* **WHAT NEEDS TO BE DONE**: Will you write out all the entries below exactly?

* **ENTRIES PROVIDED**:

++++++

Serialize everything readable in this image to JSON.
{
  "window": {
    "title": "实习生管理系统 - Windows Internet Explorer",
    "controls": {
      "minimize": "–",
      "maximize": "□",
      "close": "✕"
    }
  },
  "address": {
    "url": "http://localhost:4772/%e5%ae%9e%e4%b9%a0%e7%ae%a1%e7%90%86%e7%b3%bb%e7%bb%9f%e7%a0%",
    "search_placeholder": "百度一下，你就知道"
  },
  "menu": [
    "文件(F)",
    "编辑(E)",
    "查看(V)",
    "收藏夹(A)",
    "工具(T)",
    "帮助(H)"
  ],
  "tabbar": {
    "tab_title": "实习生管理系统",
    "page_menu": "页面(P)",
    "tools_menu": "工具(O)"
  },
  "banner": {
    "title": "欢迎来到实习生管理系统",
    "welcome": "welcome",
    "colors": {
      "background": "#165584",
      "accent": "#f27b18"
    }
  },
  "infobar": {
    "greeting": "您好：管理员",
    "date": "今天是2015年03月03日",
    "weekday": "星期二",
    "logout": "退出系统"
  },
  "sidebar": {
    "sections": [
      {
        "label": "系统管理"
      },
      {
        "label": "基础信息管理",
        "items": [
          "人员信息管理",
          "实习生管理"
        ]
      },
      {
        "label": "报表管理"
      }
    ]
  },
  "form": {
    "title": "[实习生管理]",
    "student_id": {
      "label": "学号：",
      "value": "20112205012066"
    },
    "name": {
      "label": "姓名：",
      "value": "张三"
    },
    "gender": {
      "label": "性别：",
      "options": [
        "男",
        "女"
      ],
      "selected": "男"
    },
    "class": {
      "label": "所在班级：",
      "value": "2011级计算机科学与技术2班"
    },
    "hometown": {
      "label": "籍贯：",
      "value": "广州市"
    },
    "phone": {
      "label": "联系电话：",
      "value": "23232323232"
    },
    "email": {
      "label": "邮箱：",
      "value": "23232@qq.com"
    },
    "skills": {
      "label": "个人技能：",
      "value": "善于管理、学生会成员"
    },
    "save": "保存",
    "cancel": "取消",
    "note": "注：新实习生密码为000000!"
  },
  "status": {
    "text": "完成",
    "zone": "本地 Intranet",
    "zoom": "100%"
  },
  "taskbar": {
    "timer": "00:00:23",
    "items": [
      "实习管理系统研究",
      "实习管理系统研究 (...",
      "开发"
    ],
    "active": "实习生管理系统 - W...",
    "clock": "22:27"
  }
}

++++++

* **TASK RESPONSE**:
Serialize everything readable in this image to JSON.
{
  "window": {
    "title": "实习生管理系统 - Windows Internet Explorer",
    "controls": {
      "minimize": "–",
      "maximize": "□",
      "close": "✕"
    }
  },
  "address": {
    "url": "http://localhost:4772/%e5%ae%9e%e4%b9%a0%e7%ae%a1%e7%90%86%e7%b3%bb%e7%bb%9f%e7%a0%",
    "search_placeholder": "百度一下，你就知道"
  },
  "menu": [
    "文件(F)",
    "编辑(E)",
    "查看(V)",
    "收藏夹(A)",
    "工具(T)",
    "帮助(H)"
  ],
  "tabbar": {
    "tab_title": "实习生管理系统",
    "page_menu": "页面(P)",
    "tools_menu": "工具(O)"
  },
  "banner": {
    "title": "欢迎来到实习生管理系统",
    "welcome": "welcome",
    "colors": {
      "background": "#165584",
      "accent": "#f27b18"
    }
  },
  "infobar": {
    "greeting": "您好：管理员",
    "date": "今天是2015年03月03日",
    "weekday": "星期二",
    "logout": "退出系统"
  },
  "sidebar": {
    "sections": [
      {
        "label": "系统管理"
      },
      {
        "label": "基础信息管理",
        "items": [
          "人员信息管理",
          "实习生管理"
        ]
      },
      {
        "label": "报表管理"
      }
    ]
  },
  "form": {
    "title": "[实习生管理]",
    "student_id": {
      "label": "学号：",
      "value": "20112205012066"
    },
    "name": {
      "label": "姓名：",
      "value": "张三"
    },
    "gender": {
      "label": "性别：",
      "options": [
        "男",
        "女"
      ],
      "selected": "男"
    },
    "class": {
      "label": "所在班级：",
      "value": "2011级计算机科学与技术2班"
    },
    "hometown": {
      "label": "籍贯：",
      "value": "广州市"
    },
    "phone": {
      "label": "联系电话：",
      "value": "23232323232"
    },
    "email": {
      "label": "邮箱：",
      "value": "23232@qq.com"
    },
    "skills": {
      "label": "个人技能：",
      "value": "善于管理、学生会成员"
    },
    "save": "保存",
    "cancel": "取消",
    "note": "注：新实习生密码为000000!"
  },
  "status": {
    "text": "完成",
    "zone": "本地 Intranet",
    "zoom": "100%"
  },
  "taskbar": {
    "timer": "00:00:23",
    "items": [
      "实习管理系统研究",
      "实习管理系统研究 (...",
      "开发"
    ],
    "active": "实习生管理系统 - W...",
    "clock": "22:27"
  }
}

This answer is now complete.